■ Requirements
Scan the records for the word "choane". Copy each line that includes it.

[Saved entries]

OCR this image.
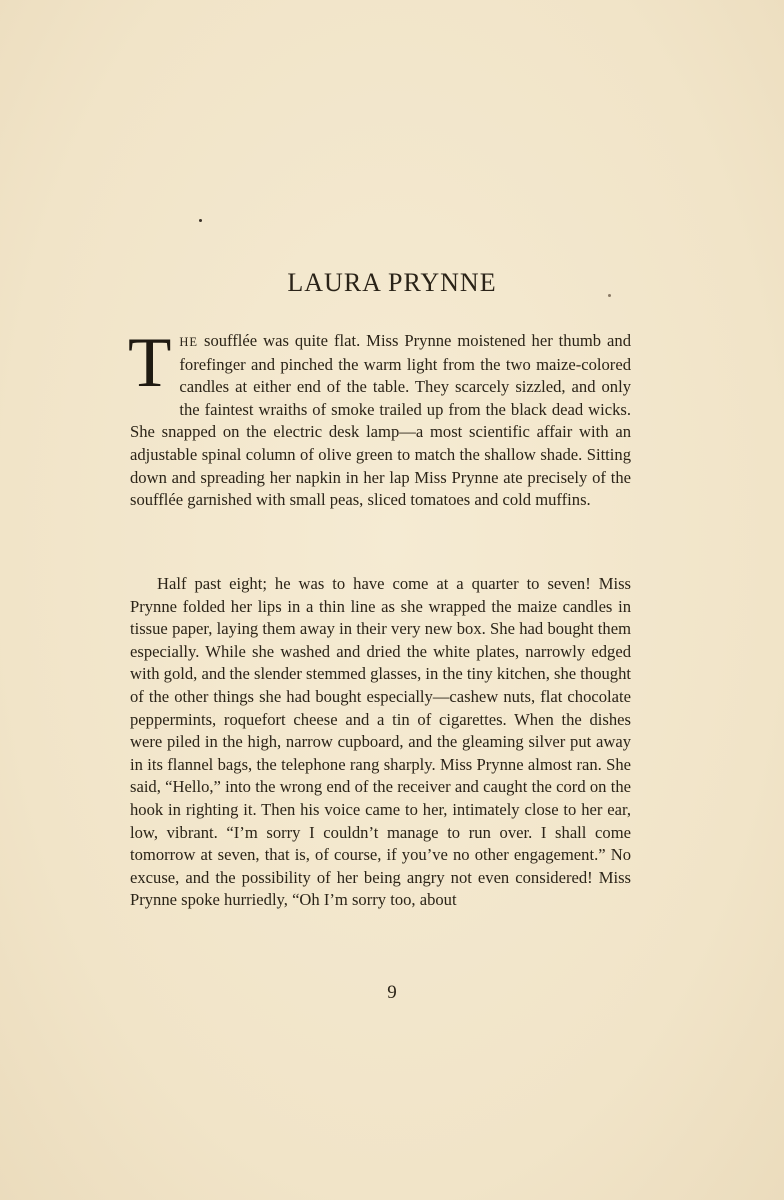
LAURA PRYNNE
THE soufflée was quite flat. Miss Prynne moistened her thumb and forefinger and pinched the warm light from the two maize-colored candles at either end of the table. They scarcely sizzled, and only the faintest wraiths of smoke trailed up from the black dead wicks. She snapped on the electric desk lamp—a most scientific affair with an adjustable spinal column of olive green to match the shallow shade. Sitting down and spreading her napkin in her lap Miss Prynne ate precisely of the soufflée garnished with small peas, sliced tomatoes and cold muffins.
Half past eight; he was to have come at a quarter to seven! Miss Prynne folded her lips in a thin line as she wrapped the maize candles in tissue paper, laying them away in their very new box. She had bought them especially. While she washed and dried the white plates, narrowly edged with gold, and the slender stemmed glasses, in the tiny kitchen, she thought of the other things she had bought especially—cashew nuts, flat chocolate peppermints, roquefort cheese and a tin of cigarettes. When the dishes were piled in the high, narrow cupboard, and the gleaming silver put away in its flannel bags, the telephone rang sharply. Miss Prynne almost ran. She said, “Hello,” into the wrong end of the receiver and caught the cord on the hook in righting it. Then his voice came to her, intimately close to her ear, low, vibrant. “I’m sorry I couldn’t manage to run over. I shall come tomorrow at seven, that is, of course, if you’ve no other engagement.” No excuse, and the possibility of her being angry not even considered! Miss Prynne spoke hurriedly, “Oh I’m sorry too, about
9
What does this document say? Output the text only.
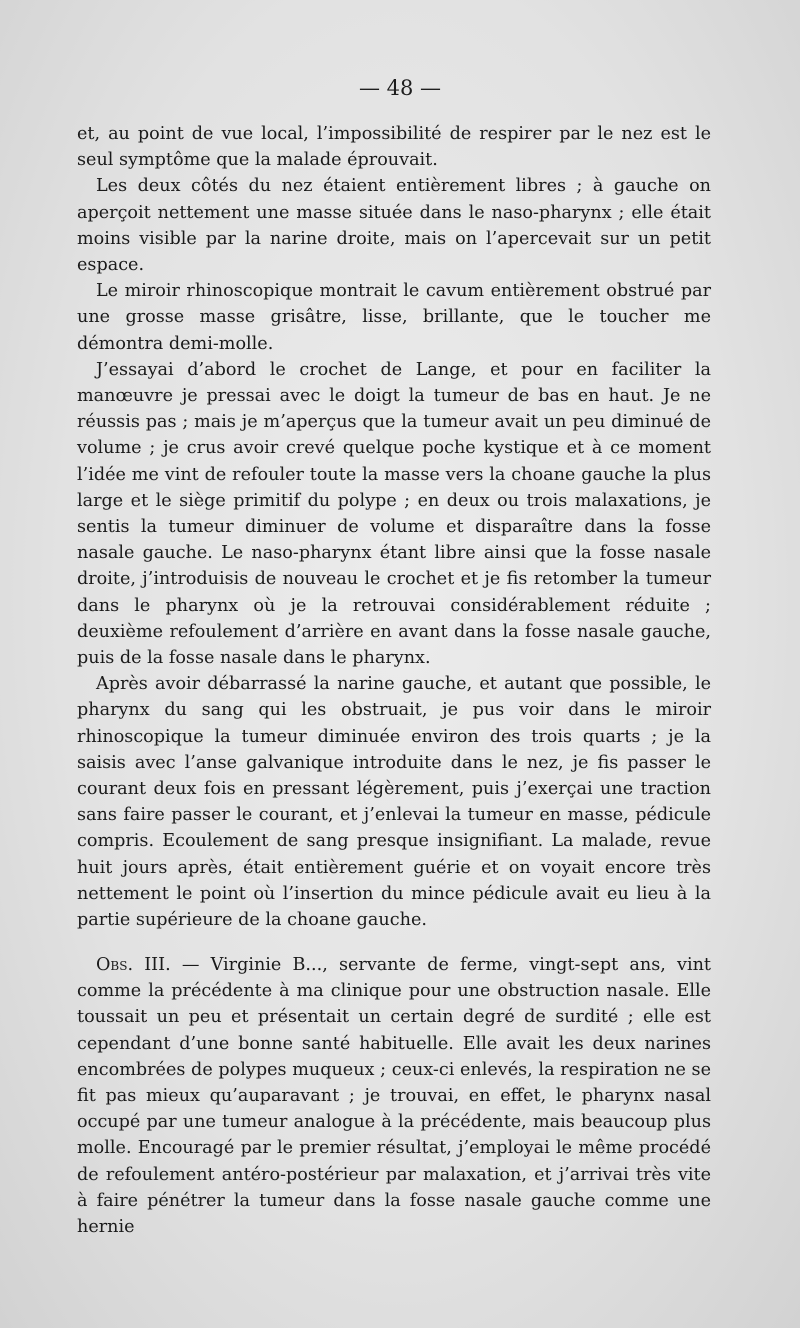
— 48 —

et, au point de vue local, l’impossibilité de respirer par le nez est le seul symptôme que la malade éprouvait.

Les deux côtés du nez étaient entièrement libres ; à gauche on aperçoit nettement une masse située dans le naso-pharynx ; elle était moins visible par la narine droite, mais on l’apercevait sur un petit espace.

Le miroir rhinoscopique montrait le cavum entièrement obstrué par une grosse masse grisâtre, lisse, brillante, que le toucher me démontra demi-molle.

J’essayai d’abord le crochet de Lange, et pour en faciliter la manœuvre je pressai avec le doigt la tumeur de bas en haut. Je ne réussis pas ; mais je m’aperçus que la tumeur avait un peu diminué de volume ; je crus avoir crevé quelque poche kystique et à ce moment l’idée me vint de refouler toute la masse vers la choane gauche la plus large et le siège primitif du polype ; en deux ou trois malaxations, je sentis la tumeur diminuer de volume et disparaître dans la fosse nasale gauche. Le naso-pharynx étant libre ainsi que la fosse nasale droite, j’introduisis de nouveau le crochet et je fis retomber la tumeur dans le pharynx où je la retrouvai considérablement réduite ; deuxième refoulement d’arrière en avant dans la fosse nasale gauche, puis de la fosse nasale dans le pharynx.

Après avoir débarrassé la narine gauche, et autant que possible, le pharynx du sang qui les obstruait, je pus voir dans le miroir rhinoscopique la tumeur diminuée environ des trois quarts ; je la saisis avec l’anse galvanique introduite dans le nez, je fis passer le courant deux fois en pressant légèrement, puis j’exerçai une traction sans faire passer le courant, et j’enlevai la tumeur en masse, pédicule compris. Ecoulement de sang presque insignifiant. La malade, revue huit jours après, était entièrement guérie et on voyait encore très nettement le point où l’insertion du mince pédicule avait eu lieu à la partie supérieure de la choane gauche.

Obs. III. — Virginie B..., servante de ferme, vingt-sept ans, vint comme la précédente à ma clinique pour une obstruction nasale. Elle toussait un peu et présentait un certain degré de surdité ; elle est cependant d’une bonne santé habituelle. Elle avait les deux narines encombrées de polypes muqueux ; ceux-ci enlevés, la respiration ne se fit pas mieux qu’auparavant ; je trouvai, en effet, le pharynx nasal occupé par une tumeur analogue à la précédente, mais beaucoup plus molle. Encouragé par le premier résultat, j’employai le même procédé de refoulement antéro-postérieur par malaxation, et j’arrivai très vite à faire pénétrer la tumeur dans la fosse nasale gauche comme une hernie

■ Solution for this problem
J’essayai d’abord le crochet de Lange, et pour en faciliter la manœuvre je pressai avec le doigt la tumeur de bas en haut. Je ne réussis pas ; mais je m’aperçus que la tumeur avait un peu diminué de volume ; je crus avoir crevé quelque poche kystique et à ce moment l’idée me vint de refouler toute la masse vers la choane gauche la plus large et le siège primitif du polype ; en deux ou trois malaxations, je sentis la tumeur diminuer de volume et disparaître dans la fosse nasale gauche. Le naso-pharynx étant libre ainsi que la fosse nasale droite, j’introduisis de nouveau le crochet et je fis retomber la tumeur dans le pharynx où je la retrouvai considérablement réduite ; deuxième refoulement d’arrière en avant dans la fosse nasale gauche, puis de la fosse nasale dans le pharynx.
Après avoir débarrassé la narine gauche, et autant que possible, le pharynx du sang qui les obstruait, je pus voir dans le miroir rhinoscopique la tumeur diminuée environ des trois quarts ; je la saisis avec l’anse galvanique introduite dans le nez, je fis passer le courant deux fois en pressant légèrement, puis j’exerçai une traction sans faire passer le courant, et j’enlevai la tumeur en masse, pédicule compris. Ecoulement de sang presque insignifiant. La malade, revue huit jours après, était entièrement guérie et on voyait encore très nettement le point où l’insertion du mince pédicule avait eu lieu à la partie supérieure de la choane gauche.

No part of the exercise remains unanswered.